YOUR GOAL ->
Count the lines in the data below where the string "columns" occurs, please, and give the number alone.

Stored data
--------------------------------
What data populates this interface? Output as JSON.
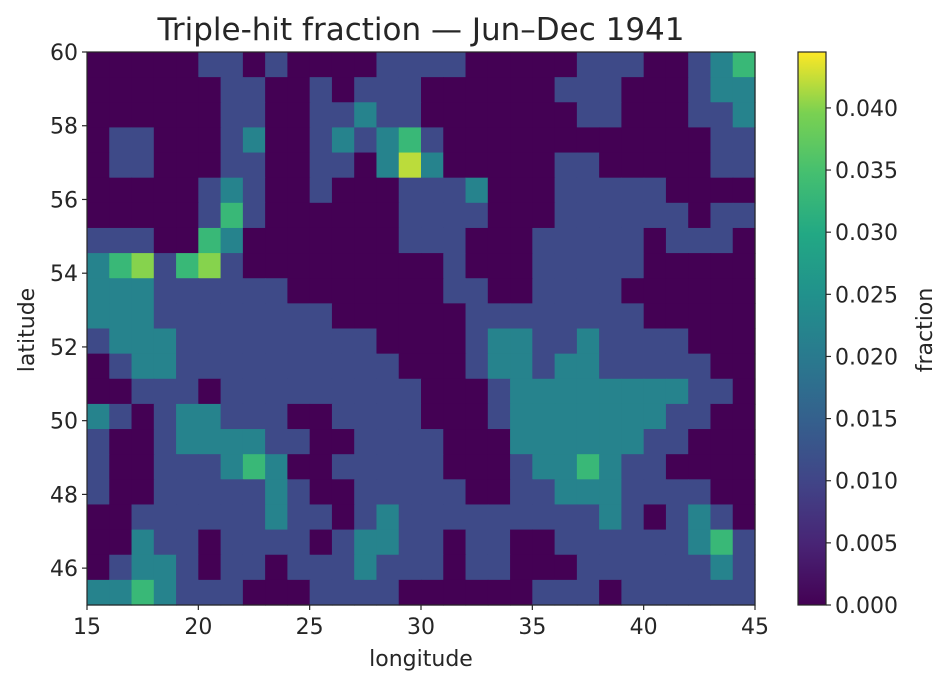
{
  "chart_data": {
    "type": "heatmap",
    "title": "Triple-hit fraction — Jun–Dec 1941",
    "xlabel": "longitude",
    "ylabel": "latitude",
    "xlim": [
      15,
      45
    ],
    "ylim": [
      45,
      60
    ],
    "x_ticks": [
      {
        "value": 15,
        "label": "15"
      },
      {
        "value": 20,
        "label": "20"
      },
      {
        "value": 25,
        "label": "25"
      },
      {
        "value": 30,
        "label": "30"
      },
      {
        "value": 35,
        "label": "35"
      },
      {
        "value": 40,
        "label": "40"
      },
      {
        "value": 45,
        "label": "45"
      }
    ],
    "y_ticks": [
      {
        "value": 46,
        "label": "46"
      },
      {
        "value": 48,
        "label": "48"
      },
      {
        "value": 50,
        "label": "50"
      },
      {
        "value": 52,
        "label": "52"
      },
      {
        "value": 54,
        "label": "54"
      },
      {
        "value": 56,
        "label": "56"
      },
      {
        "value": 58,
        "label": "58"
      },
      {
        "value": 60,
        "label": "60"
      }
    ],
    "colormap": "viridis",
    "grid": false,
    "colorbar": {
      "label": "fraction",
      "range": [
        0.0,
        0.0445
      ],
      "ticks": [
        {
          "value": 0.0,
          "label": "0.000"
        },
        {
          "value": 0.005,
          "label": "0.005"
        },
        {
          "value": 0.01,
          "label": "0.010"
        },
        {
          "value": 0.015,
          "label": "0.015"
        },
        {
          "value": 0.02,
          "label": "0.020"
        },
        {
          "value": 0.025,
          "label": "0.025"
        },
        {
          "value": 0.03,
          "label": "0.030"
        },
        {
          "value": 0.035,
          "label": "0.035"
        },
        {
          "value": 0.04,
          "label": "0.040"
        }
      ]
    },
    "grid_resolution_deg": 1.0,
    "values_row_order": "north-to-south (first row = 60–59°N), columns west-to-east (first column = 15–16°E)",
    "values": [
      [
        0.0,
        0.0,
        0.0,
        0.0,
        0.0,
        0.011,
        0.011,
        0.0,
        0.011,
        0.0,
        0.0,
        0.0,
        0.0,
        0.011,
        0.011,
        0.011,
        0.011,
        0.0,
        0.0,
        0.0,
        0.0,
        0.0,
        0.011,
        0.011,
        0.011,
        0.0,
        0.0,
        0.011,
        0.022,
        0.033
      ],
      [
        0.0,
        0.0,
        0.0,
        0.0,
        0.0,
        0.0,
        0.011,
        0.011,
        0.0,
        0.0,
        0.011,
        0.0,
        0.011,
        0.011,
        0.011,
        0.0,
        0.0,
        0.0,
        0.0,
        0.0,
        0.0,
        0.011,
        0.011,
        0.011,
        0.0,
        0.0,
        0.0,
        0.011,
        0.022,
        0.022
      ],
      [
        0.0,
        0.0,
        0.0,
        0.0,
        0.0,
        0.0,
        0.011,
        0.011,
        0.0,
        0.0,
        0.011,
        0.011,
        0.022,
        0.011,
        0.011,
        0.0,
        0.0,
        0.0,
        0.0,
        0.0,
        0.0,
        0.0,
        0.011,
        0.011,
        0.0,
        0.0,
        0.0,
        0.011,
        0.011,
        0.022
      ],
      [
        0.0,
        0.011,
        0.011,
        0.0,
        0.0,
        0.0,
        0.011,
        0.022,
        0.0,
        0.0,
        0.011,
        0.022,
        0.011,
        0.022,
        0.033,
        0.011,
        0.0,
        0.0,
        0.0,
        0.0,
        0.0,
        0.0,
        0.0,
        0.0,
        0.0,
        0.0,
        0.0,
        0.0,
        0.011,
        0.011
      ],
      [
        0.0,
        0.011,
        0.011,
        0.0,
        0.0,
        0.0,
        0.011,
        0.011,
        0.0,
        0.0,
        0.011,
        0.011,
        0.0,
        0.022,
        0.042,
        0.022,
        0.0,
        0.0,
        0.0,
        0.0,
        0.0,
        0.011,
        0.011,
        0.0,
        0.0,
        0.0,
        0.0,
        0.0,
        0.011,
        0.011
      ],
      [
        0.0,
        0.0,
        0.0,
        0.0,
        0.0,
        0.011,
        0.022,
        0.011,
        0.0,
        0.0,
        0.011,
        0.0,
        0.0,
        0.0,
        0.011,
        0.011,
        0.011,
        0.022,
        0.0,
        0.0,
        0.0,
        0.011,
        0.011,
        0.011,
        0.011,
        0.011,
        0.0,
        0.0,
        0.0,
        0.0
      ],
      [
        0.0,
        0.0,
        0.0,
        0.0,
        0.0,
        0.011,
        0.033,
        0.011,
        0.0,
        0.0,
        0.0,
        0.0,
        0.0,
        0.0,
        0.011,
        0.011,
        0.011,
        0.011,
        0.0,
        0.0,
        0.0,
        0.011,
        0.011,
        0.011,
        0.011,
        0.011,
        0.011,
        0.0,
        0.011,
        0.011
      ],
      [
        0.011,
        0.011,
        0.011,
        0.0,
        0.0,
        0.033,
        0.022,
        0.0,
        0.0,
        0.0,
        0.0,
        0.0,
        0.0,
        0.0,
        0.011,
        0.011,
        0.011,
        0.0,
        0.0,
        0.0,
        0.011,
        0.011,
        0.011,
        0.011,
        0.011,
        0.0,
        0.011,
        0.011,
        0.011,
        0.0
      ],
      [
        0.022,
        0.033,
        0.04,
        0.011,
        0.033,
        0.04,
        0.011,
        0.0,
        0.0,
        0.0,
        0.0,
        0.0,
        0.0,
        0.0,
        0.0,
        0.0,
        0.011,
        0.0,
        0.0,
        0.0,
        0.011,
        0.011,
        0.011,
        0.011,
        0.011,
        0.0,
        0.0,
        0.0,
        0.0,
        0.0
      ],
      [
        0.022,
        0.022,
        0.022,
        0.011,
        0.011,
        0.011,
        0.011,
        0.011,
        0.011,
        0.0,
        0.0,
        0.0,
        0.0,
        0.0,
        0.0,
        0.0,
        0.011,
        0.011,
        0.0,
        0.0,
        0.011,
        0.011,
        0.011,
        0.011,
        0.0,
        0.0,
        0.0,
        0.0,
        0.0,
        0.0
      ],
      [
        0.022,
        0.022,
        0.022,
        0.011,
        0.011,
        0.011,
        0.011,
        0.011,
        0.011,
        0.011,
        0.011,
        0.0,
        0.0,
        0.0,
        0.0,
        0.0,
        0.0,
        0.011,
        0.011,
        0.011,
        0.011,
        0.011,
        0.011,
        0.011,
        0.011,
        0.0,
        0.0,
        0.0,
        0.0,
        0.0
      ],
      [
        0.011,
        0.022,
        0.022,
        0.022,
        0.011,
        0.011,
        0.011,
        0.011,
        0.011,
        0.011,
        0.011,
        0.011,
        0.011,
        0.0,
        0.0,
        0.0,
        0.0,
        0.011,
        0.022,
        0.022,
        0.011,
        0.011,
        0.022,
        0.011,
        0.011,
        0.011,
        0.011,
        0.0,
        0.0,
        0.0
      ],
      [
        0.0,
        0.011,
        0.022,
        0.022,
        0.011,
        0.011,
        0.011,
        0.011,
        0.011,
        0.011,
        0.011,
        0.011,
        0.011,
        0.011,
        0.0,
        0.0,
        0.0,
        0.011,
        0.022,
        0.022,
        0.011,
        0.022,
        0.022,
        0.011,
        0.011,
        0.011,
        0.011,
        0.011,
        0.0,
        0.0
      ],
      [
        0.0,
        0.0,
        0.011,
        0.011,
        0.011,
        0.0,
        0.011,
        0.011,
        0.011,
        0.011,
        0.011,
        0.011,
        0.011,
        0.011,
        0.011,
        0.0,
        0.0,
        0.0,
        0.011,
        0.022,
        0.022,
        0.022,
        0.022,
        0.022,
        0.022,
        0.022,
        0.022,
        0.011,
        0.011,
        0.0
      ],
      [
        0.022,
        0.011,
        0.0,
        0.011,
        0.022,
        0.022,
        0.011,
        0.011,
        0.011,
        0.0,
        0.0,
        0.011,
        0.011,
        0.011,
        0.011,
        0.0,
        0.0,
        0.0,
        0.011,
        0.022,
        0.022,
        0.022,
        0.022,
        0.022,
        0.022,
        0.022,
        0.011,
        0.011,
        0.0,
        0.0
      ],
      [
        0.011,
        0.0,
        0.0,
        0.011,
        0.022,
        0.022,
        0.022,
        0.022,
        0.011,
        0.011,
        0.0,
        0.0,
        0.011,
        0.011,
        0.011,
        0.011,
        0.0,
        0.0,
        0.0,
        0.022,
        0.022,
        0.022,
        0.022,
        0.022,
        0.022,
        0.011,
        0.011,
        0.0,
        0.0,
        0.0
      ],
      [
        0.011,
        0.0,
        0.0,
        0.011,
        0.011,
        0.011,
        0.022,
        0.033,
        0.022,
        0.0,
        0.0,
        0.011,
        0.011,
        0.011,
        0.011,
        0.011,
        0.0,
        0.0,
        0.0,
        0.011,
        0.022,
        0.022,
        0.033,
        0.022,
        0.011,
        0.011,
        0.0,
        0.0,
        0.0,
        0.0
      ],
      [
        0.011,
        0.0,
        0.0,
        0.011,
        0.011,
        0.011,
        0.011,
        0.011,
        0.022,
        0.011,
        0.0,
        0.0,
        0.011,
        0.011,
        0.011,
        0.011,
        0.011,
        0.0,
        0.0,
        0.011,
        0.011,
        0.022,
        0.022,
        0.022,
        0.011,
        0.011,
        0.011,
        0.011,
        0.0,
        0.0
      ],
      [
        0.0,
        0.0,
        0.011,
        0.011,
        0.011,
        0.011,
        0.011,
        0.011,
        0.022,
        0.011,
        0.011,
        0.0,
        0.011,
        0.022,
        0.011,
        0.011,
        0.011,
        0.011,
        0.011,
        0.011,
        0.011,
        0.011,
        0.011,
        0.022,
        0.011,
        0.0,
        0.011,
        0.022,
        0.011,
        0.0
      ],
      [
        0.0,
        0.0,
        0.022,
        0.011,
        0.011,
        0.0,
        0.011,
        0.011,
        0.011,
        0.011,
        0.0,
        0.011,
        0.022,
        0.022,
        0.011,
        0.011,
        0.0,
        0.011,
        0.011,
        0.0,
        0.0,
        0.011,
        0.011,
        0.011,
        0.011,
        0.011,
        0.011,
        0.022,
        0.033,
        0.011
      ],
      [
        0.0,
        0.011,
        0.022,
        0.022,
        0.011,
        0.0,
        0.011,
        0.011,
        0.0,
        0.011,
        0.011,
        0.011,
        0.022,
        0.011,
        0.011,
        0.011,
        0.0,
        0.011,
        0.011,
        0.0,
        0.0,
        0.0,
        0.011,
        0.011,
        0.011,
        0.011,
        0.011,
        0.011,
        0.022,
        0.011
      ],
      [
        0.022,
        0.022,
        0.033,
        0.022,
        0.011,
        0.011,
        0.011,
        0.0,
        0.0,
        0.0,
        0.011,
        0.011,
        0.011,
        0.011,
        0.0,
        0.0,
        0.0,
        0.0,
        0.0,
        0.0,
        0.011,
        0.011,
        0.011,
        0.0,
        0.011,
        0.011,
        0.011,
        0.011,
        0.011,
        0.011
      ]
    ],
    "values_note": "display grid is upsampled to 2x2 cells per value in the markup; estimates read from colours, 22 rows × 30 columns covering 60–45°N at ~0.68° per row"
  }
}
--------------------------------
TASK ANSWER ->
2